⟨
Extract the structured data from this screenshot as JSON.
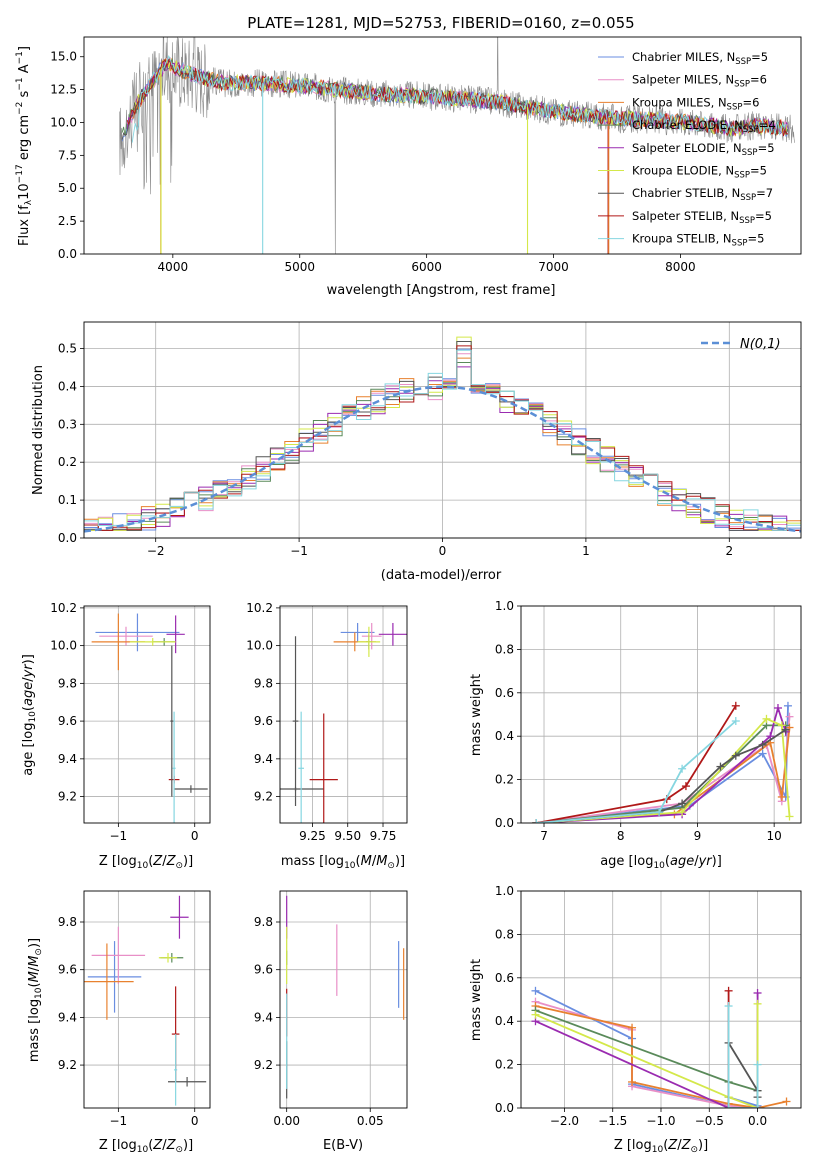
{
  "figure_title": "PLATE=1281, MJD=52753, FIBERID=0160, z=0.055",
  "colors": {
    "Chabrier MILES": "#6a8ee0",
    "Salpeter MILES": "#e88fc7",
    "Kroupa MILES": "#e8812f",
    "Chabrier ELODIE": "#5a8a5a",
    "Salpeter ELODIE": "#9a2bb0",
    "Kroupa ELODIE": "#d4e84a",
    "Chabrier STELIB": "#555555",
    "Salpeter STELIB": "#b01818",
    "Kroupa STELIB": "#86d6e0",
    "data": "#888888",
    "gaussian": "#5b8fd6"
  },
  "chart_data": [
    {
      "id": "spectrum",
      "type": "line",
      "title": "PLATE=1281, MJD=52753, FIBERID=0160, z=0.055",
      "xlabel": "wavelength [Angstrom, rest frame]",
      "ylabel": "Flux [f_λ 10^-17 erg cm^-2 s^-1 A^-1]",
      "xlim": [
        3300,
        8950
      ],
      "ylim": [
        0,
        16.5
      ],
      "xticks": [
        4000,
        5000,
        6000,
        7000,
        8000
      ],
      "yticks": [
        "0.0",
        "2.5",
        "5.0",
        "7.5",
        "10.0",
        "12.5",
        "15.0"
      ],
      "grid": false,
      "legend_position": "top-right",
      "series": [
        {
          "name": "Chabrier MILES, N_SSP=5"
        },
        {
          "name": "Salpeter MILES, N_SSP=6"
        },
        {
          "name": "Kroupa MILES, N_SSP=6"
        },
        {
          "name": "Chabrier ELODIE, N_SSP=4"
        },
        {
          "name": "Salpeter ELODIE, N_SSP=5"
        },
        {
          "name": "Kroupa ELODIE, N_SSP=5"
        },
        {
          "name": "Chabrier STELIB, N_SSP=7"
        },
        {
          "name": "Salpeter STELIB, N_SSP=5"
        },
        {
          "name": "Kroupa STELIB, N_SSP=5"
        }
      ],
      "model_continuum": {
        "x": [
          3580,
          3650,
          3720,
          3800,
          3900,
          3960,
          4050,
          4200,
          4400,
          4700,
          5000,
          5300,
          5600,
          6000,
          6300,
          6600,
          6900,
          7200,
          7500,
          7800,
          8100,
          8400,
          8600,
          8750,
          8900
        ],
        "y": [
          8.5,
          10.0,
          11.5,
          12.5,
          14.0,
          14.5,
          14.0,
          13.5,
          13.0,
          13.0,
          12.8,
          12.5,
          12.2,
          12.0,
          11.8,
          11.5,
          11.0,
          10.6,
          10.3,
          10.2,
          10.0,
          9.5,
          9.8,
          9.6,
          9.5
        ]
      }
    },
    {
      "id": "residuals",
      "type": "histogram",
      "xlabel": "(data-model)/error",
      "ylabel": "Normed distribution",
      "xlim": [
        -2.5,
        2.5
      ],
      "ylim": [
        0,
        0.57
      ],
      "xticks": [
        "−2",
        "−1",
        "0",
        "1",
        "2"
      ],
      "yticks": [
        "0.0",
        "0.1",
        "0.2",
        "0.3",
        "0.4",
        "0.5"
      ],
      "grid": true,
      "legend": "N(0,1)",
      "legend_position": "top-right",
      "bin_width": 0.1,
      "reference_curve": "N(0,1)"
    },
    {
      "id": "age-vs-Z",
      "type": "errorbar",
      "xlabel": "Z [log10(Z/Z⊙)]",
      "ylabel": "age [log10(age/yr)]",
      "xlim": [
        -1.45,
        0.2
      ],
      "ylim": [
        9.06,
        10.21
      ],
      "xticks": [
        "−1",
        "0"
      ],
      "yticks": [
        "9.2",
        "9.4",
        "9.6",
        "9.8",
        "10.0",
        "10.2"
      ],
      "grid": true,
      "points": [
        {
          "series": "Chabrier MILES",
          "x": -0.75,
          "xerr": 0.55,
          "y": 10.07,
          "yerr": 0.1
        },
        {
          "series": "Salpeter MILES",
          "x": -0.9,
          "xerr": 0.35,
          "y": 10.05,
          "yerr": 0.05
        },
        {
          "series": "Kroupa MILES",
          "x": -1.0,
          "xerr": 0.35,
          "y": 10.02,
          "yerr": 0.15
        },
        {
          "series": "Chabrier ELODIE",
          "x": -0.4,
          "xerr": 0.15,
          "y": 10.02,
          "yerr": 0.02
        },
        {
          "series": "Salpeter ELODIE",
          "x": -0.25,
          "xerr": 0.12,
          "y": 10.06,
          "yerr": 0.1
        },
        {
          "series": "Kroupa ELODIE",
          "x": -0.55,
          "xerr": 0.3,
          "y": 10.02,
          "yerr": 0.02
        },
        {
          "series": "Chabrier STELIB",
          "x": -0.05,
          "xerr": 0.22,
          "y": 9.24,
          "yerr": 0.02
        },
        {
          "series": "Salpeter STELIB",
          "x": -0.27,
          "xerr": 0.07,
          "y": 9.29,
          "yerr": 0.02
        },
        {
          "series": "Kroupa STELIB",
          "x": -0.27,
          "xerr": 0.02,
          "y": 9.35,
          "yerr": 0.3
        },
        {
          "series": "Chabrier STELIB",
          "x": -0.3,
          "xerr": 0.02,
          "y": 9.6,
          "yerr": 0.4
        }
      ]
    },
    {
      "id": "age-vs-mass",
      "type": "errorbar",
      "xlabel": "mass [log10(M/M⊙)]",
      "ylabel": "",
      "xlim": [
        9.02,
        9.92
      ],
      "ylim": [
        9.06,
        10.21
      ],
      "xticks": [
        "9.25",
        "9.50",
        "9.75"
      ],
      "yticks": [
        "9.2",
        "9.4",
        "9.6",
        "9.8",
        "10.0",
        "10.2"
      ],
      "grid": true,
      "points": [
        {
          "series": "Chabrier MILES",
          "x": 9.57,
          "xerr": 0.12,
          "y": 10.07,
          "yerr": 0.05
        },
        {
          "series": "Salpeter MILES",
          "x": 9.67,
          "xerr": 0.07,
          "y": 10.05,
          "yerr": 0.07
        },
        {
          "series": "Kroupa MILES",
          "x": 9.55,
          "xerr": 0.15,
          "y": 10.02,
          "yerr": 0.05
        },
        {
          "series": "Chabrier ELODIE",
          "x": 9.65,
          "xerr": 0.02,
          "y": 10.02,
          "yerr": 0.04
        },
        {
          "series": "Salpeter ELODIE",
          "x": 9.82,
          "xerr": 0.1,
          "y": 10.06,
          "yerr": 0.06
        },
        {
          "series": "Kroupa ELODIE",
          "x": 9.65,
          "xerr": 0.08,
          "y": 10.02,
          "yerr": 0.08
        },
        {
          "series": "Chabrier STELIB",
          "x": 9.13,
          "xerr": 0.02,
          "y": 9.6,
          "yerr": 0.45
        },
        {
          "series": "Chabrier STELIB",
          "x": 9.13,
          "xerr": 0.2,
          "y": 9.24,
          "yerr": 0.01
        },
        {
          "series": "Salpeter STELIB",
          "x": 9.33,
          "xerr": 0.1,
          "y": 9.29,
          "yerr": 0.35
        },
        {
          "series": "Kroupa STELIB",
          "x": 9.17,
          "xerr": 0.02,
          "y": 9.35,
          "yerr": 0.3
        }
      ]
    },
    {
      "id": "massweight-vs-age",
      "type": "line",
      "xlabel": "age [log10(age/yr)]",
      "ylabel": "mass weight",
      "xlim": [
        6.7,
        10.35
      ],
      "ylim": [
        0,
        1.0
      ],
      "xticks": [
        "7",
        "8",
        "9",
        "10"
      ],
      "yticks": [
        "0.0",
        "0.2",
        "0.4",
        "0.6",
        "0.8",
        "1.0"
      ],
      "grid": true,
      "series": [
        {
          "color_key": "Chabrier MILES",
          "x": [
            6.9,
            8.9,
            9.85,
            10.15,
            10.18
          ],
          "y": [
            0.0,
            0.08,
            0.32,
            0.12,
            0.54
          ]
        },
        {
          "color_key": "Salpeter MILES",
          "x": [
            6.9,
            8.8,
            9.9,
            10.1,
            10.2
          ],
          "y": [
            0.0,
            0.09,
            0.36,
            0.1,
            0.49
          ]
        },
        {
          "color_key": "Kroupa MILES",
          "x": [
            6.9,
            8.7,
            9.95,
            10.1,
            10.2
          ],
          "y": [
            0.0,
            0.04,
            0.37,
            0.12,
            0.44
          ]
        },
        {
          "color_key": "Chabrier ELODIE",
          "x": [
            6.9,
            8.8,
            9.9,
            10.15
          ],
          "y": [
            0.0,
            0.07,
            0.45,
            0.45
          ]
        },
        {
          "color_key": "Salpeter ELODIE",
          "x": [
            6.9,
            8.8,
            9.95,
            10.05,
            10.15
          ],
          "y": [
            0.0,
            0.04,
            0.4,
            0.53,
            0.42
          ]
        },
        {
          "color_key": "Kroupa ELODIE",
          "x": [
            6.9,
            8.8,
            9.9,
            10.1,
            10.2
          ],
          "y": [
            0.0,
            0.05,
            0.48,
            0.45,
            0.03
          ]
        },
        {
          "color_key": "Chabrier STELIB",
          "x": [
            6.9,
            8.5,
            8.8,
            9.3,
            9.5,
            9.85,
            10.15
          ],
          "y": [
            0.0,
            0.05,
            0.09,
            0.26,
            0.31,
            0.36,
            0.43
          ]
        },
        {
          "color_key": "Salpeter STELIB",
          "x": [
            6.9,
            8.6,
            8.85,
            9.5
          ],
          "y": [
            0.0,
            0.11,
            0.17,
            0.54
          ]
        },
        {
          "color_key": "Kroupa STELIB",
          "x": [
            6.9,
            8.5,
            8.8,
            9.5
          ],
          "y": [
            0.0,
            0.05,
            0.25,
            0.47
          ]
        }
      ]
    },
    {
      "id": "mass-vs-Z",
      "type": "errorbar",
      "xlabel": "Z [log10(Z/Z⊙)]",
      "ylabel": "mass [log10(M/M⊙)]",
      "xlim": [
        -1.45,
        0.2
      ],
      "ylim": [
        9.02,
        9.93
      ],
      "xticks": [
        "−1",
        "0"
      ],
      "yticks": [
        "9.2",
        "9.4",
        "9.6",
        "9.8"
      ],
      "grid": true,
      "points": [
        {
          "series": "Chabrier MILES",
          "x": -1.05,
          "xerr": 0.35,
          "y": 9.57,
          "yerr": 0.15
        },
        {
          "series": "Salpeter MILES",
          "x": -1.0,
          "xerr": 0.35,
          "y": 9.66,
          "yerr": 0.12
        },
        {
          "series": "Kroupa MILES",
          "x": -1.15,
          "xerr": 0.35,
          "y": 9.55,
          "yerr": 0.16
        },
        {
          "series": "Chabrier ELODIE",
          "x": -0.3,
          "xerr": 0.15,
          "y": 9.65,
          "yerr": 0.02
        },
        {
          "series": "Salpeter ELODIE",
          "x": -0.2,
          "xerr": 0.12,
          "y": 9.82,
          "yerr": 0.09
        },
        {
          "series": "Kroupa ELODIE",
          "x": -0.35,
          "xerr": 0.12,
          "y": 9.65,
          "yerr": 0.02
        },
        {
          "series": "Chabrier STELIB",
          "x": -0.1,
          "xerr": 0.25,
          "y": 9.13,
          "yerr": 0.02
        },
        {
          "series": "Salpeter STELIB",
          "x": -0.25,
          "xerr": 0.05,
          "y": 9.33,
          "yerr": 0.2
        },
        {
          "series": "Kroupa STELIB",
          "x": -0.25,
          "xerr": 0.02,
          "y": 9.18,
          "yerr": 0.15
        }
      ]
    },
    {
      "id": "mass-vs-EBV",
      "type": "errorbar",
      "xlabel": "E(B-V)",
      "ylabel": "",
      "xlim": [
        -0.004,
        0.072
      ],
      "ylim": [
        9.02,
        9.93
      ],
      "xticks": [
        "0.00",
        "0.05"
      ],
      "yticks": [
        "9.2",
        "9.4",
        "9.6",
        "9.8"
      ],
      "grid": true,
      "points": [
        {
          "series": "Chabrier MILES",
          "x": 0.067,
          "xerr": 0.0,
          "y": 9.58,
          "yerr": 0.14
        },
        {
          "series": "Salpeter MILES",
          "x": 0.03,
          "xerr": 0.0,
          "y": 9.64,
          "yerr": 0.15
        },
        {
          "series": "Kroupa MILES",
          "x": 0.07,
          "xerr": 0.0,
          "y": 9.54,
          "yerr": 0.15
        },
        {
          "series": "Chabrier ELODIE",
          "x": 0.0,
          "xerr": 0.0,
          "y": 9.65,
          "yerr": 0.03
        },
        {
          "series": "Salpeter ELODIE",
          "x": 0.0,
          "xerr": 0.0,
          "y": 9.82,
          "yerr": 0.09
        },
        {
          "series": "Kroupa ELODIE",
          "x": 0.0,
          "xerr": 0.0,
          "y": 9.66,
          "yerr": 0.12
        },
        {
          "series": "Chabrier STELIB",
          "x": 0.0,
          "xerr": 0.0,
          "y": 9.18,
          "yerr": 0.12
        },
        {
          "series": "Salpeter STELIB",
          "x": 0.0,
          "xerr": 0.0,
          "y": 9.42,
          "yerr": 0.1
        },
        {
          "series": "Kroupa STELIB",
          "x": 0.0,
          "xerr": 0.0,
          "y": 9.3,
          "yerr": 0.2
        }
      ]
    },
    {
      "id": "massweight-vs-Z",
      "type": "line",
      "xlabel": "Z [log10(Z/Z⊙)]",
      "ylabel": "mass weight",
      "xlim": [
        -2.45,
        0.45
      ],
      "ylim": [
        0,
        1.0
      ],
      "xticks": [
        "−2.0",
        "−1.5",
        "−1.0",
        "−0.5",
        "0.0"
      ],
      "yticks": [
        "0.0",
        "0.2",
        "0.4",
        "0.6",
        "0.8",
        "1.0"
      ],
      "grid": true,
      "series": [
        {
          "color_key": "Chabrier MILES",
          "x": [
            -2.3,
            -1.3,
            -1.3,
            -0.3,
            -0.3,
            0.0,
            0.0
          ],
          "y": [
            0.54,
            0.32,
            0.11,
            0.01,
            0.05,
            0.01,
            0.0
          ]
        },
        {
          "color_key": "Salpeter MILES",
          "x": [
            -2.3,
            -1.3,
            -1.3,
            -0.3,
            0.0,
            0.0
          ],
          "y": [
            0.49,
            0.36,
            0.1,
            0.01,
            0.0,
            0.0
          ]
        },
        {
          "color_key": "Kroupa MILES",
          "x": [
            -2.3,
            -1.3,
            -1.3,
            -0.3,
            0.0,
            0.3
          ],
          "y": [
            0.47,
            0.37,
            0.12,
            0.02,
            0.0,
            0.03
          ]
        },
        {
          "color_key": "Chabrier ELODIE",
          "x": [
            -2.3,
            -0.3,
            0.0
          ],
          "y": [
            0.45,
            0.12,
            0.08
          ]
        },
        {
          "color_key": "Salpeter ELODIE",
          "x": [
            -2.3,
            -0.3,
            0.0,
            0.0
          ],
          "y": [
            0.4,
            0.0,
            0.0,
            0.53
          ]
        },
        {
          "color_key": "Kroupa ELODIE",
          "x": [
            -2.3,
            -0.3,
            0.0,
            0.0
          ],
          "y": [
            0.43,
            0.05,
            0.0,
            0.48
          ]
        },
        {
          "color_key": "Chabrier STELIB",
          "x": [
            -0.3,
            0.0,
            0.0
          ],
          "y": [
            0.3,
            0.08,
            0.05
          ]
        },
        {
          "color_key": "Salpeter STELIB",
          "x": [
            -0.3,
            -0.3,
            0.0
          ],
          "y": [
            0.54,
            0.0,
            0.0
          ]
        },
        {
          "color_key": "Kroupa STELIB",
          "x": [
            -0.3,
            -0.3,
            0.0,
            0.0
          ],
          "y": [
            0.47,
            0.0,
            0.0,
            0.2
          ]
        }
      ]
    }
  ]
}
⟩
> [What the exercise asks]:
Where does the word "name" appear? Return each line that holds it.

> [Task answer]:
          "name": "Chabrier MILES, N_SSP=5"
          "name": "Salpeter MILES, N_SSP=6"
          "name": "Kroupa MILES, N_SSP=6"
          "name": "Chabrier ELODIE, N_SSP=4"
          "name": "Salpeter ELODIE, N_SSP=5"
          "name": "Kroupa ELODIE, N_SSP=5"
          "name": "Chabrier STELIB, N_SSP=7"
          "name": "Salpeter STELIB, N_SSP=5"
          "name": "Kroupa STELIB, N_SSP=5"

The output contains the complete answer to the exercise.